Stored data
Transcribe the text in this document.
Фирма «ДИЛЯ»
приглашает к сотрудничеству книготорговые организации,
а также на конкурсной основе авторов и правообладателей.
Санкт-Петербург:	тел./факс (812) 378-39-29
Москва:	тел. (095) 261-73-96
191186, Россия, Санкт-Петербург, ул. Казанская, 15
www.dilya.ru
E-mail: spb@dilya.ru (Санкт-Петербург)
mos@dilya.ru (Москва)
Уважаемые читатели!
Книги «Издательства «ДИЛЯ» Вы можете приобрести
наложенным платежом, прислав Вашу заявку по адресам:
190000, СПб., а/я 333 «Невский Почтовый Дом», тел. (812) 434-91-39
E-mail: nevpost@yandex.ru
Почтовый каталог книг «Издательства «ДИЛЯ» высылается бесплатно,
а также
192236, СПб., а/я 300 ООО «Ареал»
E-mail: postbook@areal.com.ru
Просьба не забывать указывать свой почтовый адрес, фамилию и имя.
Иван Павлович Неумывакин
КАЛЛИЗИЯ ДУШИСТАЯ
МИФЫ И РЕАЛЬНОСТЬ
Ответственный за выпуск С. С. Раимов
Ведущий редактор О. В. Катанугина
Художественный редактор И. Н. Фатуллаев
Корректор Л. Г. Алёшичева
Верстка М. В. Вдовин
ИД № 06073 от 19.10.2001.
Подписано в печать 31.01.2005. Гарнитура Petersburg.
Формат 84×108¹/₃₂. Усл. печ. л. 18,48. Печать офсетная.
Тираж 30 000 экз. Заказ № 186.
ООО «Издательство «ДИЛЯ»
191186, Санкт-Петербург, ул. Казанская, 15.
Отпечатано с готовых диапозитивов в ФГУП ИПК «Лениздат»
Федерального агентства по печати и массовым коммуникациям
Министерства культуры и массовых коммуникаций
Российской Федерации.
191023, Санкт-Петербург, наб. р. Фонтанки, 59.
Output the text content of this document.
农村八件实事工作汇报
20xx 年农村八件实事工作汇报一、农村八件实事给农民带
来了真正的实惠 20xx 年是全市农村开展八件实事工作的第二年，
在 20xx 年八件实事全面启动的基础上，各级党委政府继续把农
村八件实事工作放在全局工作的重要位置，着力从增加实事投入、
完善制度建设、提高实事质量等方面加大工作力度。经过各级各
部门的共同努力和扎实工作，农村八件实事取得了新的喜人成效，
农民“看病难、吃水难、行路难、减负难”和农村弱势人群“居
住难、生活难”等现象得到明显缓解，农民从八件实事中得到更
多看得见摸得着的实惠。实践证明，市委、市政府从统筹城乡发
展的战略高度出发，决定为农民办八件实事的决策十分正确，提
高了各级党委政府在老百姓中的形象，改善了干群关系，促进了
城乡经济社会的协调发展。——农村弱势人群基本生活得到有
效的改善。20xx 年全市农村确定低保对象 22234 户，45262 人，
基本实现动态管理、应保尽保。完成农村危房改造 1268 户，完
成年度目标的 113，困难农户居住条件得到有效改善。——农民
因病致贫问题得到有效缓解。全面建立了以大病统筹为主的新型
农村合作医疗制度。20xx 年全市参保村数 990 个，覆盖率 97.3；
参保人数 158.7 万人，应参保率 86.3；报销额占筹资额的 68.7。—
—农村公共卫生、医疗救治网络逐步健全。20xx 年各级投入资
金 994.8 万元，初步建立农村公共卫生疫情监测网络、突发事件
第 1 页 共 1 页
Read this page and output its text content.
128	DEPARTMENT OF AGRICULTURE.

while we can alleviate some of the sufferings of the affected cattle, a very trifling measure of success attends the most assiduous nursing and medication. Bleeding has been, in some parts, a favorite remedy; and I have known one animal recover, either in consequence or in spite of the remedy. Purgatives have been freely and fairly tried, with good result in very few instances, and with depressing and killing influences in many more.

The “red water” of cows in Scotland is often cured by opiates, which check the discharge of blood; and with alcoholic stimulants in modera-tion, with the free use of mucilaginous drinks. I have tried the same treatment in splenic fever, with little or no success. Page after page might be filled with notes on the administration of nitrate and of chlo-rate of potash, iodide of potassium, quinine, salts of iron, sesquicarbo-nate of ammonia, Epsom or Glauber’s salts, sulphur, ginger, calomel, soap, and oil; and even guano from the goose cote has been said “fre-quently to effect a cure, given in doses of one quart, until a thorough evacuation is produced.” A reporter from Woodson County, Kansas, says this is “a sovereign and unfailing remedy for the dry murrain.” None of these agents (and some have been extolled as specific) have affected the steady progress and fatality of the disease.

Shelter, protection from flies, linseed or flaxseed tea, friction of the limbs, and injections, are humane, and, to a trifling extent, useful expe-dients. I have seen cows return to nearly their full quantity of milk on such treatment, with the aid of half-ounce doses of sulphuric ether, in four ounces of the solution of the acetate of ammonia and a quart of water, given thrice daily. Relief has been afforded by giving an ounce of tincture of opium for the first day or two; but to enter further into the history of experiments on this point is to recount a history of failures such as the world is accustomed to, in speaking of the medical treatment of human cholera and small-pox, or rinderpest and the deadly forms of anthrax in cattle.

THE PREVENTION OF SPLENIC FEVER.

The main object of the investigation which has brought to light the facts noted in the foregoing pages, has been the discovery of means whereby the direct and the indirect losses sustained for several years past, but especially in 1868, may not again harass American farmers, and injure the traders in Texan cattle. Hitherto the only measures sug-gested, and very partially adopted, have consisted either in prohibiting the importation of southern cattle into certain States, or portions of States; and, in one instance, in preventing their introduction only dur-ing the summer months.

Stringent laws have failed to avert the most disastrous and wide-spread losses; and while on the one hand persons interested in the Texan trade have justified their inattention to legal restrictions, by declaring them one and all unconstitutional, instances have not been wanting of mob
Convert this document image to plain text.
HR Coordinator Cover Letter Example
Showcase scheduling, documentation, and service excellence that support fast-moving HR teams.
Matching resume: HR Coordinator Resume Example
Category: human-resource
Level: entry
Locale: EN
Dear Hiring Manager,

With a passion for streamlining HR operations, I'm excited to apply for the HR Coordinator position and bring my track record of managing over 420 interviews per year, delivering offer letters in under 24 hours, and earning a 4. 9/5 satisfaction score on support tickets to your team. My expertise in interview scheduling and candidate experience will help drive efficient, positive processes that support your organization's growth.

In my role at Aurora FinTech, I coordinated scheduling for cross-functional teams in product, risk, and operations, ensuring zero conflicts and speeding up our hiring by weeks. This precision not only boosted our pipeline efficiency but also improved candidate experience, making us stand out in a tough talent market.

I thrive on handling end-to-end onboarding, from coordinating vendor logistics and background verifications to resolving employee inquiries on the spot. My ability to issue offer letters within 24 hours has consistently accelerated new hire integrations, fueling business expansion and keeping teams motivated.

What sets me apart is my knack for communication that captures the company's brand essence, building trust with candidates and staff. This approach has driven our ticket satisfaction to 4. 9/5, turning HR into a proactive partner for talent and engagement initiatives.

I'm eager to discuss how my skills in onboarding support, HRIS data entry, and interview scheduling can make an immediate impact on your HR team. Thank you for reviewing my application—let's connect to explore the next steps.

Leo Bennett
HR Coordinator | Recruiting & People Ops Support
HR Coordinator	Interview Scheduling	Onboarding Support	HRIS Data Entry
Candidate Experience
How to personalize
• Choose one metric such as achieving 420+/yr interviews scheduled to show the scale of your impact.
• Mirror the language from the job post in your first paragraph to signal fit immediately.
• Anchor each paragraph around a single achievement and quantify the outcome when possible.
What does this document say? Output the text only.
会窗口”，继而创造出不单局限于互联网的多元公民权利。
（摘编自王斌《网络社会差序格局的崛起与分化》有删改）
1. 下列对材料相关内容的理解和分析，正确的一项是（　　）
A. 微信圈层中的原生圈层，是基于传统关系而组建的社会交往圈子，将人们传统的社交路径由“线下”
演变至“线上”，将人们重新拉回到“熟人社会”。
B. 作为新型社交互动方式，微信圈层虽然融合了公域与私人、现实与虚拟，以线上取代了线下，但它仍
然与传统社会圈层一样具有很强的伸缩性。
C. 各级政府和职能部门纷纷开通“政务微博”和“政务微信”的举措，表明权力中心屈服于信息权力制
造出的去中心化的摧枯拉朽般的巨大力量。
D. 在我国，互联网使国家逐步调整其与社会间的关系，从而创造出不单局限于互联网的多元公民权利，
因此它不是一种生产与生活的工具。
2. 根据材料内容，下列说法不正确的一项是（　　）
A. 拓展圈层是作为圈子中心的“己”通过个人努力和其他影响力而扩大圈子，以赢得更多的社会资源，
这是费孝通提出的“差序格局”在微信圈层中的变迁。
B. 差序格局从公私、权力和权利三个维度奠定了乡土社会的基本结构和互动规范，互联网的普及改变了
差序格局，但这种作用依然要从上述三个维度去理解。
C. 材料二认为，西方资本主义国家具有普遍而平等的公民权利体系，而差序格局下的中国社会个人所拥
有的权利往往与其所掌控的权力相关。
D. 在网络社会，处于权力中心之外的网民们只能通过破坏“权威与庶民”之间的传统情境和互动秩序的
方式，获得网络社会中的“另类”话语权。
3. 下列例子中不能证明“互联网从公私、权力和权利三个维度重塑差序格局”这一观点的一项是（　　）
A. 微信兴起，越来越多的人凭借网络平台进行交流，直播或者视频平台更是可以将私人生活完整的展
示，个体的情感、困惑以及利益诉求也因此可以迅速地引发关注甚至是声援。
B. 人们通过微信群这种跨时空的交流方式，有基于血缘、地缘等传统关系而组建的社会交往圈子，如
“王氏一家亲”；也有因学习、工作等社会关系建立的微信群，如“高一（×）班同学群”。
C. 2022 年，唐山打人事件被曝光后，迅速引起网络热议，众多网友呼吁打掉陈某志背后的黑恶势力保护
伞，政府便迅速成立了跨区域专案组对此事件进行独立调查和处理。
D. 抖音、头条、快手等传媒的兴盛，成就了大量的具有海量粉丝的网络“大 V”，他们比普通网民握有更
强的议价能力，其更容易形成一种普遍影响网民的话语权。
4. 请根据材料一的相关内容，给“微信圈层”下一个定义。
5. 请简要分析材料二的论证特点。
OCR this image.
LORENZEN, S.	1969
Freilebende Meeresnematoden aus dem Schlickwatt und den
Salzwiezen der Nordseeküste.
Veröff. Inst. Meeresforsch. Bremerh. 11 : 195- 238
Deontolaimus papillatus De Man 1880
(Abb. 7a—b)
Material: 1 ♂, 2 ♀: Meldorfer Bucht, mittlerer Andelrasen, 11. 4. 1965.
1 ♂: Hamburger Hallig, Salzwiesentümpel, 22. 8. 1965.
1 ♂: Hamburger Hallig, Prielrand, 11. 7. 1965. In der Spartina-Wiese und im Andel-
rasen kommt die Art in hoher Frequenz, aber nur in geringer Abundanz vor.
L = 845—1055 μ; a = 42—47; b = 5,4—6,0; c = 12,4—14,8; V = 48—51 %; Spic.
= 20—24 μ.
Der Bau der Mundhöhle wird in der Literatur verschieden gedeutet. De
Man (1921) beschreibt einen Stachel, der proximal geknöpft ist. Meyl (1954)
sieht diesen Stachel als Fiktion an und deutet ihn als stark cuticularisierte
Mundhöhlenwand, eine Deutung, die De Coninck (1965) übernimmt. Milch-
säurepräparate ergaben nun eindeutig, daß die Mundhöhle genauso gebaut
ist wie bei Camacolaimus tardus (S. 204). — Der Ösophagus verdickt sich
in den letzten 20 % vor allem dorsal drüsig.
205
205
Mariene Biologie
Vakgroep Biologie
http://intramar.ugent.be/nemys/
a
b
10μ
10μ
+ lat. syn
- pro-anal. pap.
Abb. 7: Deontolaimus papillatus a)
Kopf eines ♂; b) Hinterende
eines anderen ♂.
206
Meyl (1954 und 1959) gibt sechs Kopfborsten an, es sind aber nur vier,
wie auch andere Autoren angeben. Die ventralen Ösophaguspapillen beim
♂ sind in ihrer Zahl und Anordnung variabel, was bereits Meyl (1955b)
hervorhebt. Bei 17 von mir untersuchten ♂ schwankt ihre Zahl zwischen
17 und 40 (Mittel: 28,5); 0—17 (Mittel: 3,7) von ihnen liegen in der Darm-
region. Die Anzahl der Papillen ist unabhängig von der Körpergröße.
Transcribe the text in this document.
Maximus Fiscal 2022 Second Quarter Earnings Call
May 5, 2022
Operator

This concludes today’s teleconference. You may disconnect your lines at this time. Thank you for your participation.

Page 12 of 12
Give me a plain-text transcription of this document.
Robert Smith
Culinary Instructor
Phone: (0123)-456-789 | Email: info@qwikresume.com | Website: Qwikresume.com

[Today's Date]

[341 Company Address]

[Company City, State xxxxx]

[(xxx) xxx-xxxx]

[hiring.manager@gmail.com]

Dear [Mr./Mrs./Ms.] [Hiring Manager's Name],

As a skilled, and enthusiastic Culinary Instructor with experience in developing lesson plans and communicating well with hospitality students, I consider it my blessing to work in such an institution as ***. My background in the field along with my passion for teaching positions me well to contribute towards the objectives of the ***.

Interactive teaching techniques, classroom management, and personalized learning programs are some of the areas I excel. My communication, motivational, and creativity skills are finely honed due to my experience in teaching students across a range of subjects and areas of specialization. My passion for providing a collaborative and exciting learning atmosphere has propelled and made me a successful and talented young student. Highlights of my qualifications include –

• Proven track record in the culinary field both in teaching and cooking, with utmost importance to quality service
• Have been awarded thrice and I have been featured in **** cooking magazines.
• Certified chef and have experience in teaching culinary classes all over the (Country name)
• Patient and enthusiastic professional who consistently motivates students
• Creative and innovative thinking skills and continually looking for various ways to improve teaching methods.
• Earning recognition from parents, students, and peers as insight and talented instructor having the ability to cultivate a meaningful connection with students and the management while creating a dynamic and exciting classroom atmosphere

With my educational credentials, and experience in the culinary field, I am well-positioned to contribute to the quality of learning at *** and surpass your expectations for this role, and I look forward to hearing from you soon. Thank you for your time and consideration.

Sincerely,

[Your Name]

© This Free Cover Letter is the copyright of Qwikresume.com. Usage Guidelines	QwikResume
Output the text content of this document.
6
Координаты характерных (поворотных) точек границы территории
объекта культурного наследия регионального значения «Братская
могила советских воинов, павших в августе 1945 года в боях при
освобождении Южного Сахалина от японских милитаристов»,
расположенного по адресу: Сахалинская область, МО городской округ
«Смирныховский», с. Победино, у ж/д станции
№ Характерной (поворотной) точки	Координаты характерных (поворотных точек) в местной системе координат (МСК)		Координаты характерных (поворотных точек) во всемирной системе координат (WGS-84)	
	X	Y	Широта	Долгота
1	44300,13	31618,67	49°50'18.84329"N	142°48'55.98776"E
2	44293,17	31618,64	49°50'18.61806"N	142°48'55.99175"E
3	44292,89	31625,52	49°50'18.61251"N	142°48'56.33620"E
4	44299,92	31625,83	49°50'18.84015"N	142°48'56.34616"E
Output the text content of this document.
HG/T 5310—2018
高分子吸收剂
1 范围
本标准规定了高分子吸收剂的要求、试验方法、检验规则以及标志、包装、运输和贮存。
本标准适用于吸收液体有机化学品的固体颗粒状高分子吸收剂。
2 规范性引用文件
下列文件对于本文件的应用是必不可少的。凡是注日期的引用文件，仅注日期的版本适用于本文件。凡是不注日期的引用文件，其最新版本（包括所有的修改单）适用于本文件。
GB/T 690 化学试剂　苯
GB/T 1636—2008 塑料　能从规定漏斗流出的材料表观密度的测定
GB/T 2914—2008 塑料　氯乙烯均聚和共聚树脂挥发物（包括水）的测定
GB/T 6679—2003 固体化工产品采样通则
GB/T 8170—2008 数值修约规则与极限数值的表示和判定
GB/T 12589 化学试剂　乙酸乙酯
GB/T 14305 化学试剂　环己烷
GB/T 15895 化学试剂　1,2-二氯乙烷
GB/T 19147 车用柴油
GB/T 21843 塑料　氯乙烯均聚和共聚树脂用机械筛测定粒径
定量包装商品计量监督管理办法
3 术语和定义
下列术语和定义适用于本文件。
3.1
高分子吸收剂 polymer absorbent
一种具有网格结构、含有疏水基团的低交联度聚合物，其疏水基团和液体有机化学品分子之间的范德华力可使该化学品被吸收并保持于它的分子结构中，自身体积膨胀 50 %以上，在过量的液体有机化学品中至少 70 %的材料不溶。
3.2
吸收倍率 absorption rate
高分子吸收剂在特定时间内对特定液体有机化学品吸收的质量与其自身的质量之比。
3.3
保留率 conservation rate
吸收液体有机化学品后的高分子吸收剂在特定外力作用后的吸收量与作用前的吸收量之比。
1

◆ Written problem
Go through the records and copy each line with "Thank" in it.

◆ Exercise output
I'm eager to discuss how my skills in onboarding support, HRIS data entry, and interview scheduling can make an immediate impact on your HR team. Thank you for reviewing my application—let's connect to explore the next steps.
This concludes today’s teleconference. You may disconnect your lines at this time. Thank you for your participation.
With my educational credentials, and experience in the culinary field, I am well-positioned to contribute to the quality of learning at *** and surpass your expectations for this role, and I look forward to hearing from you soon. Thank you for your time and consideration.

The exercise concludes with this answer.